* _Data for this exercise_:
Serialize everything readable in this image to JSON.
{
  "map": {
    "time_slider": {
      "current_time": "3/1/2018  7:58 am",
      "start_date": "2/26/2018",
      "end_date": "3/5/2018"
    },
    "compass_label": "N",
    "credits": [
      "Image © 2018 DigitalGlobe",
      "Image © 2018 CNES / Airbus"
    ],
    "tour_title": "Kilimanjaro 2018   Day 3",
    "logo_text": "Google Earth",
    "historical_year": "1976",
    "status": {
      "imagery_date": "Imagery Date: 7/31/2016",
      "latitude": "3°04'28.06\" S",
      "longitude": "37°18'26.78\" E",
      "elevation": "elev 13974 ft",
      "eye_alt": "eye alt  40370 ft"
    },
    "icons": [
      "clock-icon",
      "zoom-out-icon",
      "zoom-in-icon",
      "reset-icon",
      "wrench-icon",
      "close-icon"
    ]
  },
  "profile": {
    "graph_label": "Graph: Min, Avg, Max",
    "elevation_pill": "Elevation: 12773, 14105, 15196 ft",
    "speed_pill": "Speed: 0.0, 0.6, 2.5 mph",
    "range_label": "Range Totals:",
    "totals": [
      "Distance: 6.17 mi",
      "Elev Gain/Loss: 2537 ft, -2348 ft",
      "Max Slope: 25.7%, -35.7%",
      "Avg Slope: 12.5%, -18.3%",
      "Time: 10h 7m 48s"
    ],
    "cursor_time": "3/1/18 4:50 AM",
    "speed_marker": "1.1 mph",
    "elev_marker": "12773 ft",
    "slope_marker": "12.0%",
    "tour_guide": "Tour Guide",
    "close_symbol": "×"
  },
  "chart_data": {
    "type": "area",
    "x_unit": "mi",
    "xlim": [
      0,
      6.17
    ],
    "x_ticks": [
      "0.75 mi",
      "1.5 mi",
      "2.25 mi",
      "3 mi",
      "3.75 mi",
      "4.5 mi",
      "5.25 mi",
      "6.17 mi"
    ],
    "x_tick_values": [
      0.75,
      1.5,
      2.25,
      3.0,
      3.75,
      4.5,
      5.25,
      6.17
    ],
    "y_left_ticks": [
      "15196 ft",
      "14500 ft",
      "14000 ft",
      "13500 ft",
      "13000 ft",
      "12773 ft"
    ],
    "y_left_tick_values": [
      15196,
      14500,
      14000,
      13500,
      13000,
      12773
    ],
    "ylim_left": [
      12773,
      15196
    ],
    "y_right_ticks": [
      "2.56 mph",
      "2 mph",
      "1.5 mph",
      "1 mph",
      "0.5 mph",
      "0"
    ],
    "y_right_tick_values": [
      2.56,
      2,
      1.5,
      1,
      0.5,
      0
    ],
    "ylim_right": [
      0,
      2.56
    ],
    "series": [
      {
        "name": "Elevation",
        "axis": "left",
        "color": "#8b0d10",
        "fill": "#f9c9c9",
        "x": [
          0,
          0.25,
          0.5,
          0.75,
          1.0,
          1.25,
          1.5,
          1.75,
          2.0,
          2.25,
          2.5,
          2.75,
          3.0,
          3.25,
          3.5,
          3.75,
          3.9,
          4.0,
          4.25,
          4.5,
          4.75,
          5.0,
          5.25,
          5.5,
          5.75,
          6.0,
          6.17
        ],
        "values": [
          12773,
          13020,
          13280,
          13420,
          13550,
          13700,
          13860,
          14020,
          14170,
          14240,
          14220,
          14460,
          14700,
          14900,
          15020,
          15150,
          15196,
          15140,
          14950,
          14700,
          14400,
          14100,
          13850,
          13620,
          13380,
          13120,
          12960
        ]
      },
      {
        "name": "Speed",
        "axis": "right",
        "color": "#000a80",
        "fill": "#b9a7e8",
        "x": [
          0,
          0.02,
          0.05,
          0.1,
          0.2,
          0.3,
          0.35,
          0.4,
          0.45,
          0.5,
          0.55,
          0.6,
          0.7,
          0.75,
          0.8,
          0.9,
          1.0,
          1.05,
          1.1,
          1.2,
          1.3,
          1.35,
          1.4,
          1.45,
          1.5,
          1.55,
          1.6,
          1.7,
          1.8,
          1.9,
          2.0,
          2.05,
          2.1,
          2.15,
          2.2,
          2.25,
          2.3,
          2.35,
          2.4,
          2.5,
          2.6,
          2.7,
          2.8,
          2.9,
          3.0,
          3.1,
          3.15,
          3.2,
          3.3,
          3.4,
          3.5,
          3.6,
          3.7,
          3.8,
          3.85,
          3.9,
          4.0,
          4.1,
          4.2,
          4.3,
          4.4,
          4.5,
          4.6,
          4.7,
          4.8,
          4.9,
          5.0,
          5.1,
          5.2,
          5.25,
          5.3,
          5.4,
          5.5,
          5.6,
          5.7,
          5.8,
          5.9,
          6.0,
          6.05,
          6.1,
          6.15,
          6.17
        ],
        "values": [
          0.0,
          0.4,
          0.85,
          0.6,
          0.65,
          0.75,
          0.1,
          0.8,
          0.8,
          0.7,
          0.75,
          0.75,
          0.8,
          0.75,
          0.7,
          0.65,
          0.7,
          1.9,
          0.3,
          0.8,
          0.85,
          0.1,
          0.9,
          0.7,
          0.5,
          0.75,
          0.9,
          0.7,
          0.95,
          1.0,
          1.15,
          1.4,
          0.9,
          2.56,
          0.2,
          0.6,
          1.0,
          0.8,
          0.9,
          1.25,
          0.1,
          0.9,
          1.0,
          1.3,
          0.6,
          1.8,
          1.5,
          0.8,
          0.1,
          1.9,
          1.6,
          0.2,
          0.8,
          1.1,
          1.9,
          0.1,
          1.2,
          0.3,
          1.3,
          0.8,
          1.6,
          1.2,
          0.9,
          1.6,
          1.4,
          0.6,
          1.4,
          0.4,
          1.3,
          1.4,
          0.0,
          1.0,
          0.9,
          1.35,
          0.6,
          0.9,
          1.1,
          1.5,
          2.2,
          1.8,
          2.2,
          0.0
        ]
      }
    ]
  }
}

* _Work required_:
Give all the records again. Match them exactly.

* _Expected answer_:
Serialize everything readable in this image to JSON.
{
  "map": {
    "time_slider": {
      "current_time": "3/1/2018  7:58 am",
      "start_date": "2/26/2018",
      "end_date": "3/5/2018"
    },
    "compass_label": "N",
    "credits": [
      "Image © 2018 DigitalGlobe",
      "Image © 2018 CNES / Airbus"
    ],
    "tour_title": "Kilimanjaro 2018   Day 3",
    "logo_text": "Google Earth",
    "historical_year": "1976",
    "status": {
      "imagery_date": "Imagery Date: 7/31/2016",
      "latitude": "3°04'28.06\" S",
      "longitude": "37°18'26.78\" E",
      "elevation": "elev 13974 ft",
      "eye_alt": "eye alt  40370 ft"
    },
    "icons": [
      "clock-icon",
      "zoom-out-icon",
      "zoom-in-icon",
      "reset-icon",
      "wrench-icon",
      "close-icon"
    ]
  },
  "profile": {
    "graph_label": "Graph: Min, Avg, Max",
    "elevation_pill": "Elevation: 12773, 14105, 15196 ft",
    "speed_pill": "Speed: 0.0, 0.6, 2.5 mph",
    "range_label": "Range Totals:",
    "totals": [
      "Distance: 6.17 mi",
      "Elev Gain/Loss: 2537 ft, -2348 ft",
      "Max Slope: 25.7%, -35.7%",
      "Avg Slope: 12.5%, -18.3%",
      "Time: 10h 7m 48s"
    ],
    "cursor_time": "3/1/18 4:50 AM",
    "speed_marker": "1.1 mph",
    "elev_marker": "12773 ft",
    "slope_marker": "12.0%",
    "tour_guide": "Tour Guide",
    "close_symbol": "×"
  },
  "chart_data": {
    "type": "area",
    "x_unit": "mi",
    "xlim": [
      0,
      6.17
    ],
    "x_ticks": [
      "0.75 mi",
      "1.5 mi",
      "2.25 mi",
      "3 mi",
      "3.75 mi",
      "4.5 mi",
      "5.25 mi",
      "6.17 mi"
    ],
    "x_tick_values": [
      0.75,
      1.5,
      2.25,
      3.0,
      3.75,
      4.5,
      5.25,
      6.17
    ],
    "y_left_ticks": [
      "15196 ft",
      "14500 ft",
      "14000 ft",
      "13500 ft",
      "13000 ft",
      "12773 ft"
    ],
    "y_left_tick_values": [
      15196,
      14500,
      14000,
      13500,
      13000,
      12773
    ],
    "ylim_left": [
      12773,
      15196
    ],
    "y_right_ticks": [
      "2.56 mph",
      "2 mph",
      "1.5 mph",
      "1 mph",
      "0.5 mph",
      "0"
    ],
    "y_right_tick_values": [
      2.56,
      2,
      1.5,
      1,
      0.5,
      0
    ],
    "ylim_right": [
      0,
      2.56
    ],
    "series": [
      {
        "name": "Elevation",
        "axis": "left",
        "color": "#8b0d10",
        "fill": "#f9c9c9",
        "x": [
          0,
          0.25,
          0.5,
          0.75,
          1.0,
          1.25,
          1.5,
          1.75,
          2.0,
          2.25,
          2.5,
          2.75,
          3.0,
          3.25,
          3.5,
          3.75,
          3.9,
          4.0,
          4.25,
          4.5,
          4.75,
          5.0,
          5.25,
          5.5,
          5.75,
          6.0,
          6.17
        ],
        "values": [
          12773,
          13020,
          13280,
          13420,
          13550,
          13700,
          13860,
          14020,
          14170,
          14240,
          14220,
          14460,
          14700,
          14900,
          15020,
          15150,
          15196,
          15140,
          14950,
          14700,
          14400,
          14100,
          13850,
          13620,
          13380,
          13120,
          12960
        ]
      },
      {
        "name": "Speed",
        "axis": "right",
        "color": "#000a80",
        "fill": "#b9a7e8",
        "x": [
          0,
          0.02,
          0.05,
          0.1,
          0.2,
          0.3,
          0.35,
          0.4,
          0.45,
          0.5,
          0.55,
          0.6,
          0.7,
          0.75,
          0.8,
          0.9,
          1.0,
          1.05,
          1.1,
          1.2,
          1.3,
          1.35,
          1.4,
          1.45,
          1.5,
          1.55,
          1.6,
          1.7,
          1.8,
          1.9,
          2.0,
          2.05,
          2.1,
          2.15,
          2.2,
          2.25,
          2.3,
          2.35,
          2.4,
          2.5,
          2.6,
          2.7,
          2.8,
          2.9,
          3.0,
          3.1,
          3.15,
          3.2,
          3.3,
          3.4,
          3.5,
          3.6,
          3.7,
          3.8,
          3.85,
          3.9,
          4.0,
          4.1,
          4.2,
          4.3,
          4.4,
          4.5,
          4.6,
          4.7,
          4.8,
          4.9,
          5.0,
          5.1,
          5.2,
          5.25,
          5.3,
          5.4,
          5.5,
          5.6,
          5.7,
          5.8,
          5.9,
          6.0,
          6.05,
          6.1,
          6.15,
          6.17
        ],
        "values": [
          0.0,
          0.4,
          0.85,
          0.6,
          0.65,
          0.75,
          0.1,
          0.8,
          0.8,
          0.7,
          0.75,
          0.75,
          0.8,
          0.75,
          0.7,
          0.65,
          0.7,
          1.9,
          0.3,
          0.8,
          0.85,
          0.1,
          0.9,
          0.7,
          0.5,
          0.75,
          0.9,
          0.7,
          0.95,
          1.0,
          1.15,
          1.4,
          0.9,
          2.56,
          0.2,
          0.6,
          1.0,
          0.8,
          0.9,
          1.25,
          0.1,
          0.9,
          1.0,
          1.3,
          0.6,
          1.8,
          1.5,
          0.8,
          0.1,
          1.9,
          1.6,
          0.2,
          0.8,
          1.1,
          1.9,
          0.1,
          1.2,
          0.3,
          1.3,
          0.8,
          1.6,
          1.2,
          0.9,
          1.6,
          1.4,
          0.6,
          1.4,
          0.4,
          1.3,
          1.4,
          0.0,
          1.0,
          0.9,
          1.35,
          0.6,
          0.9,
          1.1,
          1.5,
          2.2,
          1.8,
          2.2,
          0.0
        ]
      }
    ]
  }
}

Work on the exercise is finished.